[SET TASK]
Look through the data below and say how many of its lines contain "from", adding nothing else.

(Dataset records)
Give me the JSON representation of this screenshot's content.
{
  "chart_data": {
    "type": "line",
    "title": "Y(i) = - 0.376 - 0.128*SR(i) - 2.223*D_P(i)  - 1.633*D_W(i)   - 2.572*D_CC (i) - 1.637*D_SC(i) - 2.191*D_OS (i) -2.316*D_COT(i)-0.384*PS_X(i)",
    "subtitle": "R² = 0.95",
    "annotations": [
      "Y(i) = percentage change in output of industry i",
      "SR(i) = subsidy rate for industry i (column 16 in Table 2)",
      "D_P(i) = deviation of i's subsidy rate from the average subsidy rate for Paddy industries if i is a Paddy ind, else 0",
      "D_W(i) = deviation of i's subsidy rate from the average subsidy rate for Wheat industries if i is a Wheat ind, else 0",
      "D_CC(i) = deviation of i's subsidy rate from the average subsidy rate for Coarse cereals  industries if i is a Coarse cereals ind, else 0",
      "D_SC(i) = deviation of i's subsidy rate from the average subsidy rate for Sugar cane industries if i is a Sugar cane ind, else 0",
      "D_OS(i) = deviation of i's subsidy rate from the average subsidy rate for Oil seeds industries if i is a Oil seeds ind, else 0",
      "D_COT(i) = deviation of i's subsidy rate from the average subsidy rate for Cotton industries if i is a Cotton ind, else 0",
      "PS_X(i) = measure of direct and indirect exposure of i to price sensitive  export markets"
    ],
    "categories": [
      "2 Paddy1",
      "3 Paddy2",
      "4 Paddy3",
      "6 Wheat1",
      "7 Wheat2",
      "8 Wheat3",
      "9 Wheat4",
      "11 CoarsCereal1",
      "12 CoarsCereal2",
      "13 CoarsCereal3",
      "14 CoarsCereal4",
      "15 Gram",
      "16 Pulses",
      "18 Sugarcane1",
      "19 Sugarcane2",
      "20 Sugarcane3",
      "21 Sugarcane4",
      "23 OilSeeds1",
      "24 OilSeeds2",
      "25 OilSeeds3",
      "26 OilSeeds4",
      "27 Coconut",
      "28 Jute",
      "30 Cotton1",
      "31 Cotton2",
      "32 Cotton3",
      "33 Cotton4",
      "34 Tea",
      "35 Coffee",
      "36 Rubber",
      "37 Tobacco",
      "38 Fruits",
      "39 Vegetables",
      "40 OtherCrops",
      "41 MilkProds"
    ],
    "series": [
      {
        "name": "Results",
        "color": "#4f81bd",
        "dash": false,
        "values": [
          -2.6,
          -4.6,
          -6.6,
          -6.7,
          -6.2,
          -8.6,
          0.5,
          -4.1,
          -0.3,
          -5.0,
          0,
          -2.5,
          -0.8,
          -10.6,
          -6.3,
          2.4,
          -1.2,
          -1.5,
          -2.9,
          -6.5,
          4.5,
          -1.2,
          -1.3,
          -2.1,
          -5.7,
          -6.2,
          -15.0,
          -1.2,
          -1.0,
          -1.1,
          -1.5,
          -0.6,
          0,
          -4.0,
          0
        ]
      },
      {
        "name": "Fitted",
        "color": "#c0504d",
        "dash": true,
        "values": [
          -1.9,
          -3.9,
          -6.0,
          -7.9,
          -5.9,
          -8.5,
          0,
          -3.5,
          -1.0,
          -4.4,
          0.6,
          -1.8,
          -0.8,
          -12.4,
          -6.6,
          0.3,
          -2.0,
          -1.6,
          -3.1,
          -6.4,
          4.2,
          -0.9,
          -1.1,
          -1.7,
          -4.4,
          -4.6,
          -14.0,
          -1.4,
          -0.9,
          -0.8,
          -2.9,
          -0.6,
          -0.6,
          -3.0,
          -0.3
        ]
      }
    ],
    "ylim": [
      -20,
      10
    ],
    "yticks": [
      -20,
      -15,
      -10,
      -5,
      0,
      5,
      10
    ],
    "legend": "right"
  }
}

[ANSWER FOR THE TASK]
6